» Aim
Return each line of the listing below, unchanged, and omit the images.

» Information supplied

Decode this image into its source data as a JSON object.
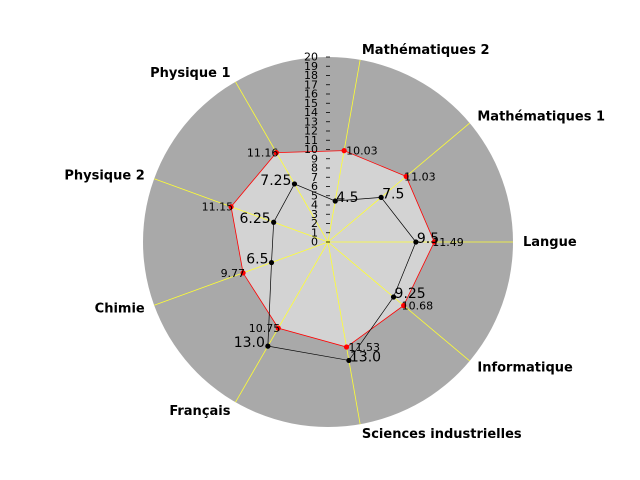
{
  "chart_data": {
    "type": "radar",
    "categories": [
      "Langue",
      "Mathématiques 1",
      "Mathématiques 2",
      "Physique 1",
      "Physique 2",
      "Chimie",
      "Français",
      "Sciences industrielles",
      "Informatique"
    ],
    "series": [
      {
        "values": [
          11.49,
          11.03,
          10.03,
          11.16,
          11.15,
          9.77,
          10.75,
          11.53,
          10.68
        ],
        "color": "#ff0000",
        "marker": "#ff0000"
      },
      {
        "values": [
          9.5,
          7.5,
          4.5,
          7.25,
          6.25,
          6.5,
          13.0,
          13.0,
          9.25
        ],
        "color": "#000000",
        "marker": "#000000"
      }
    ],
    "rticks": [
      "0",
      "1",
      "2",
      "3",
      "4",
      "5",
      "6",
      "7",
      "8",
      "9",
      "10",
      "11",
      "12",
      "13",
      "14",
      "15",
      "16",
      "17",
      "18",
      "19",
      "20"
    ],
    "rlim": [
      0,
      20
    ],
    "colors": {
      "outer_fill": "#a9a9a9",
      "inner_fill": "#d3d3d3",
      "spokes": "#ffff33"
    }
  }
}
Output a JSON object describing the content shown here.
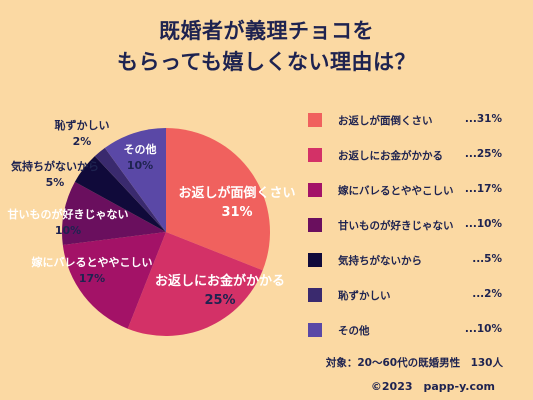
{
  "title": {
    "line1": "既婚者が義理チョコを",
    "line2": "もらっても嬉しくない理由は？"
  },
  "chart_data": {
    "type": "pie",
    "title": "既婚者が義理チョコをもらっても嬉しくない理由は？",
    "slices": [
      {
        "label": "お返しが面倒くさい",
        "value": 31,
        "value_label": "31%",
        "legend_value": "...31%",
        "color": "#f0615e"
      },
      {
        "label": "お返しにお金がかかる",
        "value": 25,
        "value_label": "25%",
        "legend_value": "...25%",
        "color": "#d33167"
      },
      {
        "label": "嫁にバレるとややこしい",
        "value": 17,
        "value_label": "17%",
        "legend_value": "...17%",
        "color": "#a31267"
      },
      {
        "label": "甘いものが好きじゃない",
        "value": 10,
        "value_label": "10%",
        "legend_value": "...10%",
        "color": "#6a0f5e"
      },
      {
        "label": "気持ちがないから",
        "value": 5,
        "value_label": "5%",
        "legend_value": "...5%",
        "color": "#100a3a"
      },
      {
        "label": "恥ずかしい",
        "value": 2,
        "value_label": "2%",
        "legend_value": "...2%",
        "color": "#3a2a6e"
      },
      {
        "label": "その他",
        "value": 10,
        "value_label": "10%",
        "legend_value": "...10%",
        "color": "#5a48a6"
      }
    ],
    "legend_position": "right"
  },
  "footer": {
    "note": "対象：20〜60代の既婚男性　130人",
    "copyright": "©2023　papp-y.com"
  }
}
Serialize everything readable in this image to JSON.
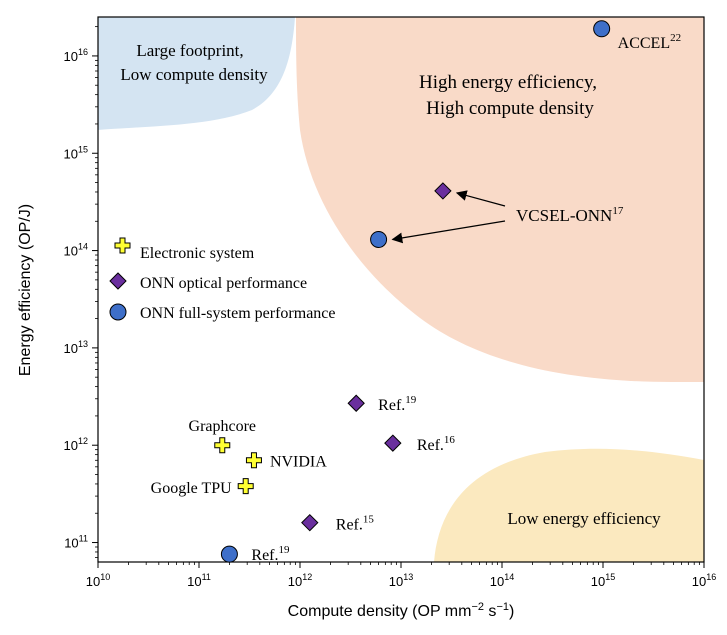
{
  "chart_data": {
    "type": "scatter",
    "title": "",
    "xlabel": "Compute density (OP mm",
    "xlabel_sup1": "−2",
    "xlabel_mid": " s",
    "xlabel_sup2": "−1",
    "xlabel_end": ")",
    "ylabel": "Energy efficiency (OP/J)",
    "xscale": "log",
    "yscale": "log",
    "xlim_exp": [
      10,
      16
    ],
    "ylim_exp": [
      10.8,
      16.4
    ],
    "x_tick_exps": [
      10,
      11,
      12,
      13,
      14,
      15,
      16
    ],
    "y_tick_exps": [
      11,
      12,
      13,
      14,
      15,
      16
    ],
    "tick_base": "10",
    "grid": false,
    "colors": {
      "electronic_fill": "#ffff33",
      "optical_fill": "#6a2f9e",
      "fullsystem_fill": "#3e6fc9",
      "region_footprint": "#d4e4f2",
      "region_high": "#f9dac8",
      "region_low": "#fbe9bf"
    },
    "regions": [
      {
        "label_lines": [
          "Large footprint,",
          "Low compute density"
        ],
        "position": "top-left"
      },
      {
        "label_lines": [
          "High energy efficiency,",
          "High compute density"
        ],
        "position": "top-right"
      },
      {
        "label_lines": [
          "Low energy efficiency"
        ],
        "position": "bottom-right"
      }
    ],
    "legend": {
      "position": "left-center",
      "entries": [
        {
          "label": "Electronic system",
          "marker": "plus"
        },
        {
          "label": "ONN optical performance",
          "marker": "diamond"
        },
        {
          "label": "ONN full-system performance",
          "marker": "circle"
        }
      ]
    },
    "series": [
      {
        "name": "Electronic system",
        "marker": "plus",
        "points": [
          {
            "label": "Graphcore",
            "x": 170000000000.0,
            "y": 1000000000000.0
          },
          {
            "label": "NVIDIA",
            "x": 350000000000.0,
            "y": 700000000000.0
          },
          {
            "label": "Google TPU",
            "x": 290000000000.0,
            "y": 380000000000.0
          }
        ]
      },
      {
        "name": "ONN optical performance",
        "marker": "diamond",
        "points": [
          {
            "label": "Ref.",
            "ref": "19",
            "x": 3600000000000.0,
            "y": 2700000000000.0
          },
          {
            "label": "Ref.",
            "ref": "16",
            "x": 8300000000000.0,
            "y": 1050000000000.0
          },
          {
            "label": "Ref.",
            "ref": "15",
            "x": 1250000000000.0,
            "y": 160000000000.0
          },
          {
            "label": "",
            "x": 26000000000000.0,
            "y": 410000000000000.0
          }
        ]
      },
      {
        "name": "ONN full-system performance",
        "marker": "circle",
        "points": [
          {
            "label": "ACCEL",
            "ref": "22",
            "x": 970000000000000.0,
            "y": 1.9e+16
          },
          {
            "label": "",
            "x": 6000000000000.0,
            "y": 130000000000000.0
          },
          {
            "label": "Ref.",
            "ref": "19",
            "x": 200000000000.0,
            "y": 76000000000.0
          }
        ]
      }
    ],
    "annotations": [
      {
        "label": "VCSEL-ONN",
        "ref": "17",
        "arrows_to": [
          [
            26000000000000.0,
            410000000000000.0
          ],
          [
            6000000000000.0,
            130000000000000.0
          ]
        ]
      }
    ]
  }
}
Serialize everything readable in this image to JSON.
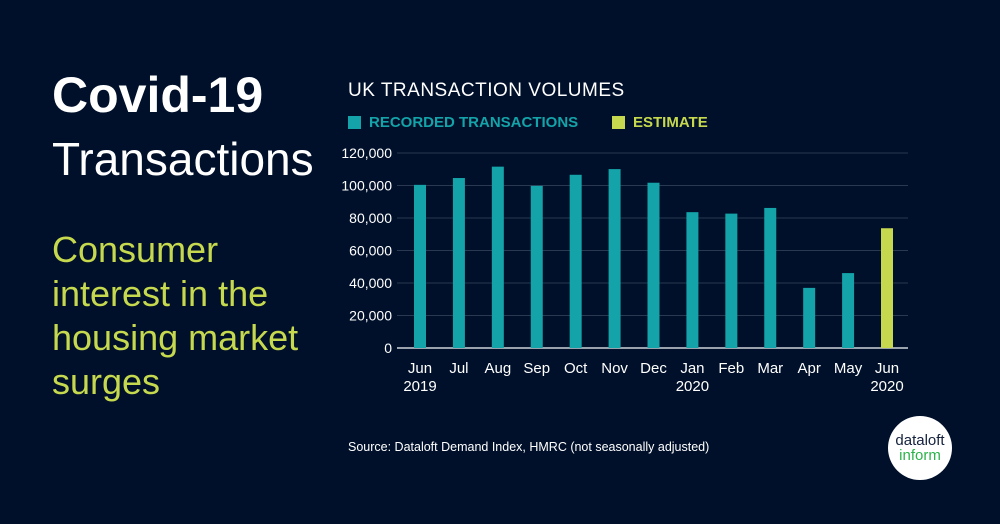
{
  "headline": {
    "title": "Covid-19",
    "title2": "Transactions",
    "subtitle": "Consumer interest in the housing market surges"
  },
  "chart_data": {
    "type": "bar",
    "title": "UK TRANSACTION VOLUMES",
    "categories": [
      "Jun\n2019",
      "Jul",
      "Aug",
      "Sep",
      "Oct",
      "Nov",
      "Dec",
      "Jan\n2020",
      "Feb",
      "Mar",
      "Apr",
      "May",
      "Jun\n2020"
    ],
    "values": [
      100400,
      104600,
      111600,
      99800,
      106600,
      110100,
      101700,
      83600,
      82700,
      86200,
      37000,
      46100,
      73700
    ],
    "series_type": [
      "recorded",
      "recorded",
      "recorded",
      "recorded",
      "recorded",
      "recorded",
      "recorded",
      "recorded",
      "recorded",
      "recorded",
      "recorded",
      "recorded",
      "estimate"
    ],
    "legend": [
      {
        "name": "RECORDED TRANSACTIONS",
        "color": "#13a3a8"
      },
      {
        "name": "ESTIMATE",
        "color": "#c6d94e"
      }
    ],
    "yticks": [
      "0",
      "20,000",
      "40,000",
      "60,000",
      "80,000",
      "100,000",
      "120,000"
    ],
    "ylim": [
      0,
      120000
    ],
    "grid": true,
    "legend_placement": "top-left"
  },
  "source": "Source: Dataloft Demand Index, HMRC (not seasonally adjusted)",
  "logo": {
    "line1": "dataloft",
    "line2": "inform"
  }
}
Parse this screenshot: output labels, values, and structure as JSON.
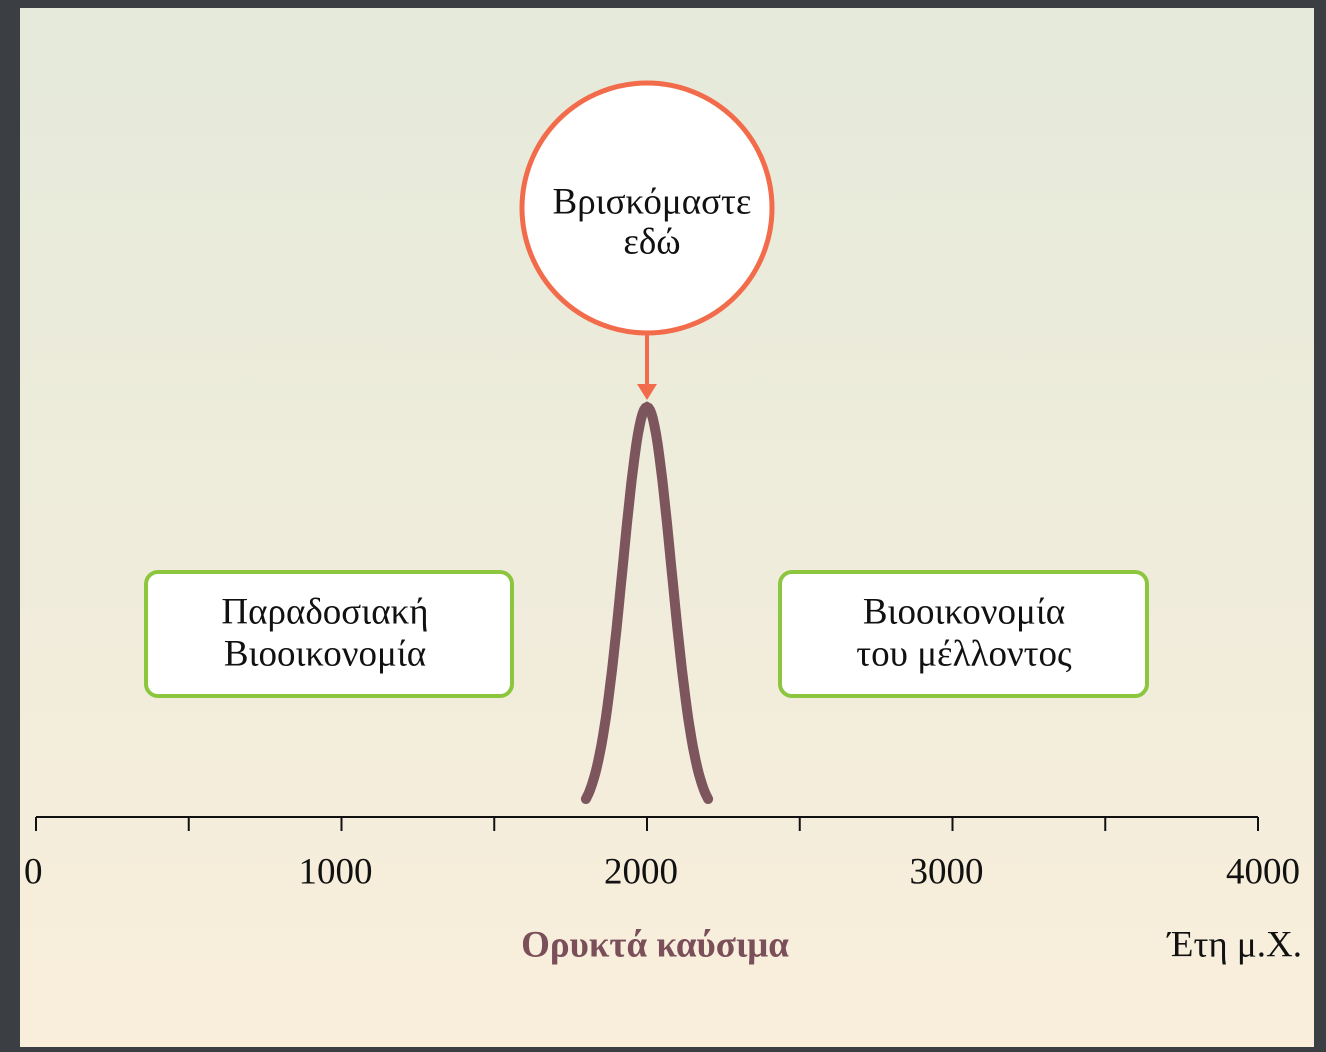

» Expected output
Decode this image into its source data as a JSON object.
{
  "chart_data": {
    "type": "radar",
    "categories": [
      "Langue",
      "Mathématiques 1",
      "Mathématiques 2",
      "Physique 1",
      "Physique 2",
      "Chimie",
      "Français",
      "Sciences industrielles",
      "Informatique"
    ],
    "series": [
      {
        "values": [
          11.49,
          11.03,
          10.03,
          11.16,
          11.15,
          9.77,
          10.75,
          11.53,
          10.68
        ],
        "color": "#ff0000",
        "marker": "#ff0000"
      },
      {
        "values": [
          9.5,
          7.5,
          4.5,
          7.25,
          6.25,
          6.5,
          13.0,
          13.0,
          9.25
        ],
        "color": "#000000",
        "marker": "#000000"
      }
    ],
    "rticks": [
      "0",
      "1",
      "2",
      "3",
      "4",
      "5",
      "6",
      "7",
      "8",
      "9",
      "10",
      "11",
      "12",
      "13",
      "14",
      "15",
      "16",
      "17",
      "18",
      "19",
      "20"
    ],
    "rlim": [
      0,
      20
    ],
    "colors": {
      "outer_fill": "#a9a9a9",
      "inner_fill": "#d3d3d3",
      "spokes": "#ffff33"
    }
  }
}
Output a JSON object describing the content shown here.
{
  "title": {
    "line1": "既婚者が義理チョコを",
    "line2": "もらっても嬉しくない理由は？"
  },
  "chart_data": {
    "type": "pie",
    "title": "既婚者が義理チョコをもらっても嬉しくない理由は？",
    "slices": [
      {
        "label": "お返しが面倒くさい",
        "value": 31,
        "value_label": "31%",
        "legend_value": "...31%",
        "color": "#f0615e"
      },
      {
        "label": "お返しにお金がかかる",
        "value": 25,
        "value_label": "25%",
        "legend_value": "...25%",
        "color": "#d33167"
      },
      {
        "label": "嫁にバレるとややこしい",
        "value": 17,
        "value_label": "17%",
        "legend_value": "...17%",
        "color": "#a31267"
      },
      {
        "label": "甘いものが好きじゃない",
        "value": 10,
        "value_label": "10%",
        "legend_value": "...10%",
        "color": "#6a0f5e"
      },
      {
        "label": "気持ちがないから",
        "value": 5,
        "value_label": "5%",
        "legend_value": "...5%",
        "color": "#100a3a"
      },
      {
        "label": "恥ずかしい",
        "value": 2,
        "value_label": "2%",
        "legend_value": "...2%",
        "color": "#3a2a6e"
      },
      {
        "label": "その他",
        "value": 10,
        "value_label": "10%",
        "legend_value": "...10%",
        "color": "#5a48a6"
      }
    ],
    "legend_position": "right"
  },
  "footer": {
    "note": "対象：20〜60代の既婚男性　130人",
    "copyright": "©2023　papp-y.com"
  }
}
Serialize everything readable in this image to JSON.
{
  "chart_data": {
    "type": "scatter",
    "title": "",
    "xlabel": "Compute density (OP mm",
    "xlabel_sup1": "−2",
    "xlabel_mid": " s",
    "xlabel_sup2": "−1",
    "xlabel_end": ")",
    "ylabel": "Energy efficiency (OP/J)",
    "xscale": "log",
    "yscale": "log",
    "xlim_exp": [
      10,
      16
    ],
    "ylim_exp": [
      10.8,
      16.4
    ],
    "x_tick_exps": [
      10,
      11,
      12,
      13,
      14,
      15,
      16
    ],
    "y_tick_exps": [
      11,
      12,
      13,
      14,
      15,
      16
    ],
    "tick_base": "10",
    "grid": false,
    "colors": {
      "electronic_fill": "#ffff33",
      "optical_fill": "#6a2f9e",
      "fullsystem_fill": "#3e6fc9",
      "region_footprint": "#d4e4f2",
      "region_high": "#f9dac8",
      "region_low": "#fbe9bf"
    },
    "regions": [
      {
        "label_lines": [
          "Large footprint,",
          "Low compute density"
        ],
        "position": "top-left"
      },
      {
        "label_lines": [
          "High energy efficiency,",
          "High compute density"
        ],
        "position": "top-right"
      },
      {
        "label_lines": [
          "Low energy efficiency"
        ],
        "position": "bottom-right"
      }
    ],
    "legend": {
      "position": "left-center",
      "entries": [
        {
          "label": "Electronic system",
          "marker": "plus"
        },
        {
          "label": "ONN optical performance",
          "marker": "diamond"
        },
        {
          "label": "ONN full-system performance",
          "marker": "circle"
        }
      ]
    },
    "series": [
      {
        "name": "Electronic system",
        "marker": "plus",
        "points": [
          {
            "label": "Graphcore",
            "x": 170000000000.0,
            "y": 1000000000000.0
          },
          {
            "label": "NVIDIA",
            "x": 350000000000.0,
            "y": 700000000000.0
          },
          {
            "label": "Google TPU",
            "x": 290000000000.0,
            "y": 380000000000.0
          }
        ]
      },
      {
        "name": "ONN optical performance",
        "marker": "diamond",
        "points": [
          {
            "label": "Ref.",
            "ref": "19",
            "x": 3600000000000.0,
            "y": 2700000000000.0
          },
          {
            "label": "Ref.",
            "ref": "16",
            "x": 8300000000000.0,
            "y": 1050000000000.0
          },
          {
            "label": "Ref.",
            "ref": "15",
            "x": 1250000000000.0,
            "y": 160000000000.0
          },
          {
            "label": "",
            "x": 26000000000000.0,
            "y": 410000000000000.0
          }
        ]
      },
      {
        "name": "ONN full-system performance",
        "marker": "circle",
        "points": [
          {
            "label": "ACCEL",
            "ref": "22",
            "x": 970000000000000.0,
            "y": 1.9e+16
          },
          {
            "label": "",
            "x": 6000000000000.0,
            "y": 130000000000000.0
          },
          {
            "label": "Ref.",
            "ref": "19",
            "x": 200000000000.0,
            "y": 76000000000.0
          }
        ]
      }
    ],
    "annotations": [
      {
        "label": "VCSEL-ONN",
        "ref": "17",
        "arrows_to": [
          [
            26000000000000.0,
            410000000000000.0
          ],
          [
            6000000000000.0,
            130000000000000.0
          ]
        ]
      }
    ]
  }
}
Serialize everything readable in this image to JSON.
{
  "headline": {
    "title": "Covid-19",
    "title2": "Transactions",
    "subtitle": "Consumer interest in the housing market surges"
  },
  "chart_data": {
    "type": "bar",
    "title": "UK TRANSACTION VOLUMES",
    "categories": [
      "Jun\n2019",
      "Jul",
      "Aug",
      "Sep",
      "Oct",
      "Nov",
      "Dec",
      "Jan\n2020",
      "Feb",
      "Mar",
      "Apr",
      "May",
      "Jun\n2020"
    ],
    "values": [
      100400,
      104600,
      111600,
      99800,
      106600,
      110100,
      101700,
      83600,
      82700,
      86200,
      37000,
      46100,
      73700
    ],
    "series_type": [
      "recorded",
      "recorded",
      "recorded",
      "recorded",
      "recorded",
      "recorded",
      "recorded",
      "recorded",
      "recorded",
      "recorded",
      "recorded",
      "recorded",
      "estimate"
    ],
    "legend": [
      {
        "name": "RECORDED TRANSACTIONS",
        "color": "#13a3a8"
      },
      {
        "name": "ESTIMATE",
        "color": "#c6d94e"
      }
    ],
    "yticks": [
      "0",
      "20,000",
      "40,000",
      "60,000",
      "80,000",
      "100,000",
      "120,000"
    ],
    "ylim": [
      0,
      120000
    ],
    "grid": true,
    "legend_placement": "top-left"
  },
  "source": "Source: Dataloft Demand Index, HMRC (not seasonally adjusted)",
  "logo": {
    "line1": "dataloft",
    "line2": "inform"
  }
}
Parse this screenshot: output labels, values, and structure as JSON.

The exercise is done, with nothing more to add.